━━━━━ Extracted records

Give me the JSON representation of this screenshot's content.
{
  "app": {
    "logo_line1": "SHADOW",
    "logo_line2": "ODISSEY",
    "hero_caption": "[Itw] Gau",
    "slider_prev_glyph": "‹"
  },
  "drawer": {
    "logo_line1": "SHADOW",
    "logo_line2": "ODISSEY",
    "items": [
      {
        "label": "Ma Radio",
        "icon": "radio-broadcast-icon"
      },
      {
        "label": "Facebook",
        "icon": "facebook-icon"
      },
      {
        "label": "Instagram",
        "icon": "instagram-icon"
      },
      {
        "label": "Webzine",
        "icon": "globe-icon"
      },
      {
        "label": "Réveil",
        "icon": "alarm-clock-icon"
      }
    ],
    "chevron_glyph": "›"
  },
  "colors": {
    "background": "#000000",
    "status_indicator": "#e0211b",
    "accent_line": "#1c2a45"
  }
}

━━━━━━━━━━

**Problem description**
Nothing should be left out: return all of the records exactly.

**Task output**
Give me the JSON representation of this screenshot's content.
{
  "app": {
    "logo_line1": "SHADOW",
    "logo_line2": "ODISSEY",
    "hero_caption": "[Itw] Gau",
    "slider_prev_glyph": "‹"
  },
  "drawer": {
    "logo_line1": "SHADOW",
    "logo_line2": "ODISSEY",
    "items": [
      {
        "label": "Ma Radio",
        "icon": "radio-broadcast-icon"
      },
      {
        "label": "Facebook",
        "icon": "facebook-icon"
      },
      {
        "label": "Instagram",
        "icon": "instagram-icon"
      },
      {
        "label": "Webzine",
        "icon": "globe-icon"
      },
      {
        "label": "Réveil",
        "icon": "alarm-clock-icon"
      }
    ],
    "chevron_glyph": "›"
  },
  "colors": {
    "background": "#000000",
    "status_indicator": "#e0211b",
    "accent_line": "#1c2a45"
  }
}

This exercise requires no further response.